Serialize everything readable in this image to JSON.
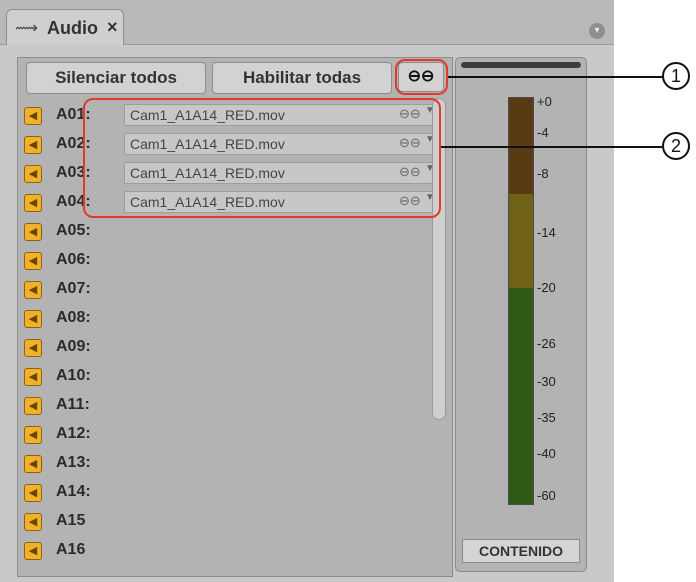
{
  "tab": {
    "icon": "waveform-icon",
    "label": "Audio",
    "close": "×"
  },
  "panel_menu_icon": "circle-chevron-down-icon",
  "toolbar": {
    "mute_all_label": "Silenciar todos",
    "enable_all_label": "Habilitar todas",
    "link_icon": "link-icon"
  },
  "tracks": [
    {
      "label": "A01:",
      "clip": "Cam1_A1A14_RED.mov"
    },
    {
      "label": "A02:",
      "clip": "Cam1_A1A14_RED.mov"
    },
    {
      "label": "A03:",
      "clip": "Cam1_A1A14_RED.mov"
    },
    {
      "label": "A04:",
      "clip": "Cam1_A1A14_RED.mov"
    },
    {
      "label": "A05:"
    },
    {
      "label": "A06:"
    },
    {
      "label": "A07:"
    },
    {
      "label": "A08:"
    },
    {
      "label": "A09:"
    },
    {
      "label": "A10:"
    },
    {
      "label": "A11:"
    },
    {
      "label": "A12:"
    },
    {
      "label": "A13:"
    },
    {
      "label": "A14:"
    },
    {
      "label": "A15"
    },
    {
      "label": "A16"
    }
  ],
  "meter": {
    "ticks": [
      "+0",
      "-4",
      "-8",
      "-14",
      "-20",
      "-26",
      "-30",
      "-35",
      "-40",
      "-60"
    ],
    "colors": {
      "red": "#5a3a12",
      "yellow": "#6f6215",
      "green": "#2e5a16"
    },
    "button_label": "CONTENIDO"
  },
  "callouts": {
    "c1": "1",
    "c2": "2"
  },
  "highlight_color": "#e2392b"
}
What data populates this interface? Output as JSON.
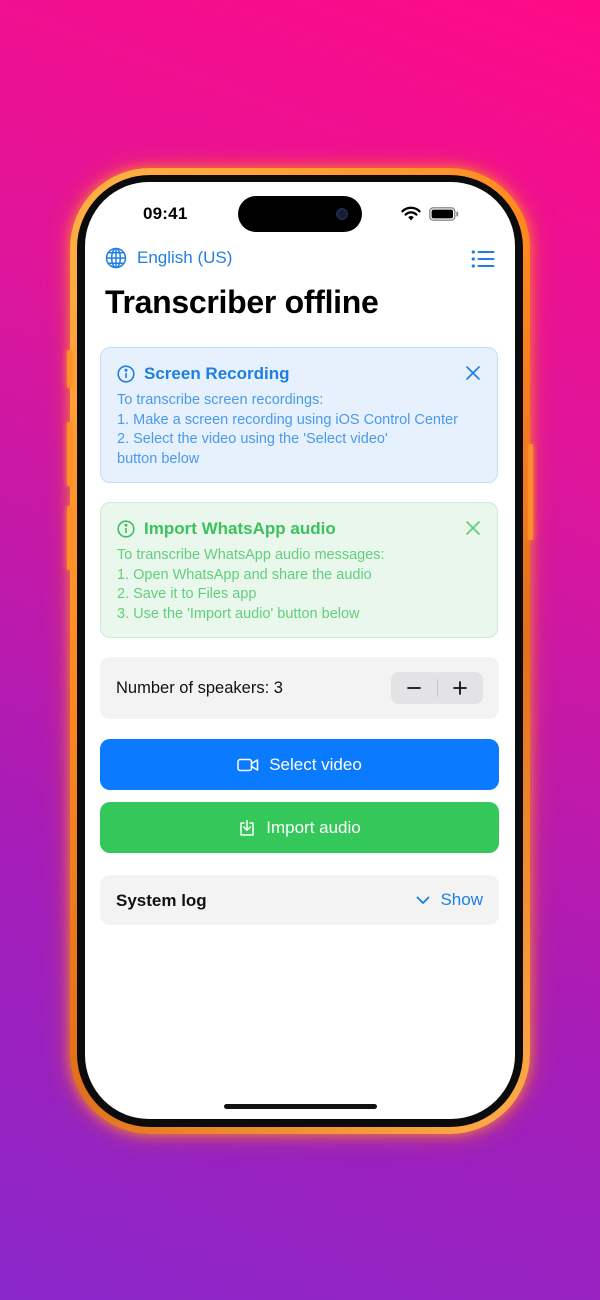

::::::::

■ SET PROBLEM:
From the listing above, pick out each line where the word "icon" appears.

■ COMPLETED EXERCISE:
    "icon": "waveform-icon",
  "panel_menu_icon": "circle-chevron-down-icon",
    "link_icon": "link-icon"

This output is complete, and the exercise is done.